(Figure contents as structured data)
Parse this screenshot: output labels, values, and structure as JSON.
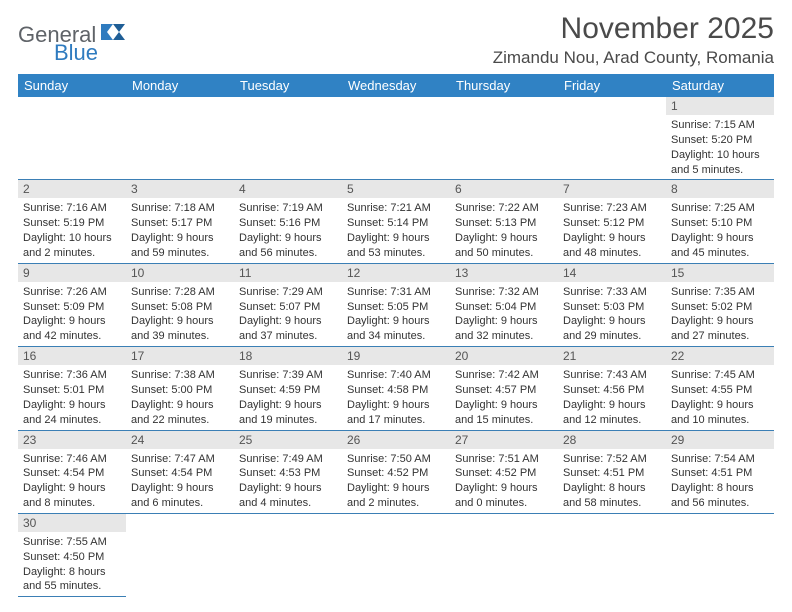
{
  "logo": {
    "text1": "General",
    "text2": "Blue",
    "color1": "#5f6368",
    "color2": "#2f7bbf"
  },
  "title": "November 2025",
  "location": "Zimandu Nou, Arad County, Romania",
  "colors": {
    "header_bg": "#3082c4",
    "header_fg": "#ffffff",
    "daynum_bg": "#e7e7e7",
    "row_divider": "#3b7fb5"
  },
  "weekdays": [
    "Sunday",
    "Monday",
    "Tuesday",
    "Wednesday",
    "Thursday",
    "Friday",
    "Saturday"
  ],
  "weeks": [
    [
      null,
      null,
      null,
      null,
      null,
      null,
      {
        "n": "1",
        "sr": "7:15 AM",
        "ss": "5:20 PM",
        "dl": "10 hours and 5 minutes."
      }
    ],
    [
      {
        "n": "2",
        "sr": "7:16 AM",
        "ss": "5:19 PM",
        "dl": "10 hours and 2 minutes."
      },
      {
        "n": "3",
        "sr": "7:18 AM",
        "ss": "5:17 PM",
        "dl": "9 hours and 59 minutes."
      },
      {
        "n": "4",
        "sr": "7:19 AM",
        "ss": "5:16 PM",
        "dl": "9 hours and 56 minutes."
      },
      {
        "n": "5",
        "sr": "7:21 AM",
        "ss": "5:14 PM",
        "dl": "9 hours and 53 minutes."
      },
      {
        "n": "6",
        "sr": "7:22 AM",
        "ss": "5:13 PM",
        "dl": "9 hours and 50 minutes."
      },
      {
        "n": "7",
        "sr": "7:23 AM",
        "ss": "5:12 PM",
        "dl": "9 hours and 48 minutes."
      },
      {
        "n": "8",
        "sr": "7:25 AM",
        "ss": "5:10 PM",
        "dl": "9 hours and 45 minutes."
      }
    ],
    [
      {
        "n": "9",
        "sr": "7:26 AM",
        "ss": "5:09 PM",
        "dl": "9 hours and 42 minutes."
      },
      {
        "n": "10",
        "sr": "7:28 AM",
        "ss": "5:08 PM",
        "dl": "9 hours and 39 minutes."
      },
      {
        "n": "11",
        "sr": "7:29 AM",
        "ss": "5:07 PM",
        "dl": "9 hours and 37 minutes."
      },
      {
        "n": "12",
        "sr": "7:31 AM",
        "ss": "5:05 PM",
        "dl": "9 hours and 34 minutes."
      },
      {
        "n": "13",
        "sr": "7:32 AM",
        "ss": "5:04 PM",
        "dl": "9 hours and 32 minutes."
      },
      {
        "n": "14",
        "sr": "7:33 AM",
        "ss": "5:03 PM",
        "dl": "9 hours and 29 minutes."
      },
      {
        "n": "15",
        "sr": "7:35 AM",
        "ss": "5:02 PM",
        "dl": "9 hours and 27 minutes."
      }
    ],
    [
      {
        "n": "16",
        "sr": "7:36 AM",
        "ss": "5:01 PM",
        "dl": "9 hours and 24 minutes."
      },
      {
        "n": "17",
        "sr": "7:38 AM",
        "ss": "5:00 PM",
        "dl": "9 hours and 22 minutes."
      },
      {
        "n": "18",
        "sr": "7:39 AM",
        "ss": "4:59 PM",
        "dl": "9 hours and 19 minutes."
      },
      {
        "n": "19",
        "sr": "7:40 AM",
        "ss": "4:58 PM",
        "dl": "9 hours and 17 minutes."
      },
      {
        "n": "20",
        "sr": "7:42 AM",
        "ss": "4:57 PM",
        "dl": "9 hours and 15 minutes."
      },
      {
        "n": "21",
        "sr": "7:43 AM",
        "ss": "4:56 PM",
        "dl": "9 hours and 12 minutes."
      },
      {
        "n": "22",
        "sr": "7:45 AM",
        "ss": "4:55 PM",
        "dl": "9 hours and 10 minutes."
      }
    ],
    [
      {
        "n": "23",
        "sr": "7:46 AM",
        "ss": "4:54 PM",
        "dl": "9 hours and 8 minutes."
      },
      {
        "n": "24",
        "sr": "7:47 AM",
        "ss": "4:54 PM",
        "dl": "9 hours and 6 minutes."
      },
      {
        "n": "25",
        "sr": "7:49 AM",
        "ss": "4:53 PM",
        "dl": "9 hours and 4 minutes."
      },
      {
        "n": "26",
        "sr": "7:50 AM",
        "ss": "4:52 PM",
        "dl": "9 hours and 2 minutes."
      },
      {
        "n": "27",
        "sr": "7:51 AM",
        "ss": "4:52 PM",
        "dl": "9 hours and 0 minutes."
      },
      {
        "n": "28",
        "sr": "7:52 AM",
        "ss": "4:51 PM",
        "dl": "8 hours and 58 minutes."
      },
      {
        "n": "29",
        "sr": "7:54 AM",
        "ss": "4:51 PM",
        "dl": "8 hours and 56 minutes."
      }
    ],
    [
      {
        "n": "30",
        "sr": "7:55 AM",
        "ss": "4:50 PM",
        "dl": "8 hours and 55 minutes."
      },
      null,
      null,
      null,
      null,
      null,
      null
    ]
  ],
  "labels": {
    "sunrise": "Sunrise:",
    "sunset": "Sunset:",
    "daylight": "Daylight:"
  }
}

▶ _WHAT YOU NEED TO DO_:
Quote each line of the listing exactly, but leave the pictures out.

▶ _TASK OUTPUT_:
Parse this screenshot: output labels, values, and structure as JSON.
{
  "logo": {
    "text1": "General",
    "text2": "Blue",
    "color1": "#5f6368",
    "color2": "#2f7bbf"
  },
  "title": "November 2025",
  "location": "Zimandu Nou, Arad County, Romania",
  "colors": {
    "header_bg": "#3082c4",
    "header_fg": "#ffffff",
    "daynum_bg": "#e7e7e7",
    "row_divider": "#3b7fb5"
  },
  "weekdays": [
    "Sunday",
    "Monday",
    "Tuesday",
    "Wednesday",
    "Thursday",
    "Friday",
    "Saturday"
  ],
  "weeks": [
    [
      null,
      null,
      null,
      null,
      null,
      null,
      {
        "n": "1",
        "sr": "7:15 AM",
        "ss": "5:20 PM",
        "dl": "10 hours and 5 minutes."
      }
    ],
    [
      {
        "n": "2",
        "sr": "7:16 AM",
        "ss": "5:19 PM",
        "dl": "10 hours and 2 minutes."
      },
      {
        "n": "3",
        "sr": "7:18 AM",
        "ss": "5:17 PM",
        "dl": "9 hours and 59 minutes."
      },
      {
        "n": "4",
        "sr": "7:19 AM",
        "ss": "5:16 PM",
        "dl": "9 hours and 56 minutes."
      },
      {
        "n": "5",
        "sr": "7:21 AM",
        "ss": "5:14 PM",
        "dl": "9 hours and 53 minutes."
      },
      {
        "n": "6",
        "sr": "7:22 AM",
        "ss": "5:13 PM",
        "dl": "9 hours and 50 minutes."
      },
      {
        "n": "7",
        "sr": "7:23 AM",
        "ss": "5:12 PM",
        "dl": "9 hours and 48 minutes."
      },
      {
        "n": "8",
        "sr": "7:25 AM",
        "ss": "5:10 PM",
        "dl": "9 hours and 45 minutes."
      }
    ],
    [
      {
        "n": "9",
        "sr": "7:26 AM",
        "ss": "5:09 PM",
        "dl": "9 hours and 42 minutes."
      },
      {
        "n": "10",
        "sr": "7:28 AM",
        "ss": "5:08 PM",
        "dl": "9 hours and 39 minutes."
      },
      {
        "n": "11",
        "sr": "7:29 AM",
        "ss": "5:07 PM",
        "dl": "9 hours and 37 minutes."
      },
      {
        "n": "12",
        "sr": "7:31 AM",
        "ss": "5:05 PM",
        "dl": "9 hours and 34 minutes."
      },
      {
        "n": "13",
        "sr": "7:32 AM",
        "ss": "5:04 PM",
        "dl": "9 hours and 32 minutes."
      },
      {
        "n": "14",
        "sr": "7:33 AM",
        "ss": "5:03 PM",
        "dl": "9 hours and 29 minutes."
      },
      {
        "n": "15",
        "sr": "7:35 AM",
        "ss": "5:02 PM",
        "dl": "9 hours and 27 minutes."
      }
    ],
    [
      {
        "n": "16",
        "sr": "7:36 AM",
        "ss": "5:01 PM",
        "dl": "9 hours and 24 minutes."
      },
      {
        "n": "17",
        "sr": "7:38 AM",
        "ss": "5:00 PM",
        "dl": "9 hours and 22 minutes."
      },
      {
        "n": "18",
        "sr": "7:39 AM",
        "ss": "4:59 PM",
        "dl": "9 hours and 19 minutes."
      },
      {
        "n": "19",
        "sr": "7:40 AM",
        "ss": "4:58 PM",
        "dl": "9 hours and 17 minutes."
      },
      {
        "n": "20",
        "sr": "7:42 AM",
        "ss": "4:57 PM",
        "dl": "9 hours and 15 minutes."
      },
      {
        "n": "21",
        "sr": "7:43 AM",
        "ss": "4:56 PM",
        "dl": "9 hours and 12 minutes."
      },
      {
        "n": "22",
        "sr": "7:45 AM",
        "ss": "4:55 PM",
        "dl": "9 hours and 10 minutes."
      }
    ],
    [
      {
        "n": "23",
        "sr": "7:46 AM",
        "ss": "4:54 PM",
        "dl": "9 hours and 8 minutes."
      },
      {
        "n": "24",
        "sr": "7:47 AM",
        "ss": "4:54 PM",
        "dl": "9 hours and 6 minutes."
      },
      {
        "n": "25",
        "sr": "7:49 AM",
        "ss": "4:53 PM",
        "dl": "9 hours and 4 minutes."
      },
      {
        "n": "26",
        "sr": "7:50 AM",
        "ss": "4:52 PM",
        "dl": "9 hours and 2 minutes."
      },
      {
        "n": "27",
        "sr": "7:51 AM",
        "ss": "4:52 PM",
        "dl": "9 hours and 0 minutes."
      },
      {
        "n": "28",
        "sr": "7:52 AM",
        "ss": "4:51 PM",
        "dl": "8 hours and 58 minutes."
      },
      {
        "n": "29",
        "sr": "7:54 AM",
        "ss": "4:51 PM",
        "dl": "8 hours and 56 minutes."
      }
    ],
    [
      {
        "n": "30",
        "sr": "7:55 AM",
        "ss": "4:50 PM",
        "dl": "8 hours and 55 minutes."
      },
      null,
      null,
      null,
      null,
      null,
      null
    ]
  ],
  "labels": {
    "sunrise": "Sunrise:",
    "sunset": "Sunset:",
    "daylight": "Daylight:"
  }
}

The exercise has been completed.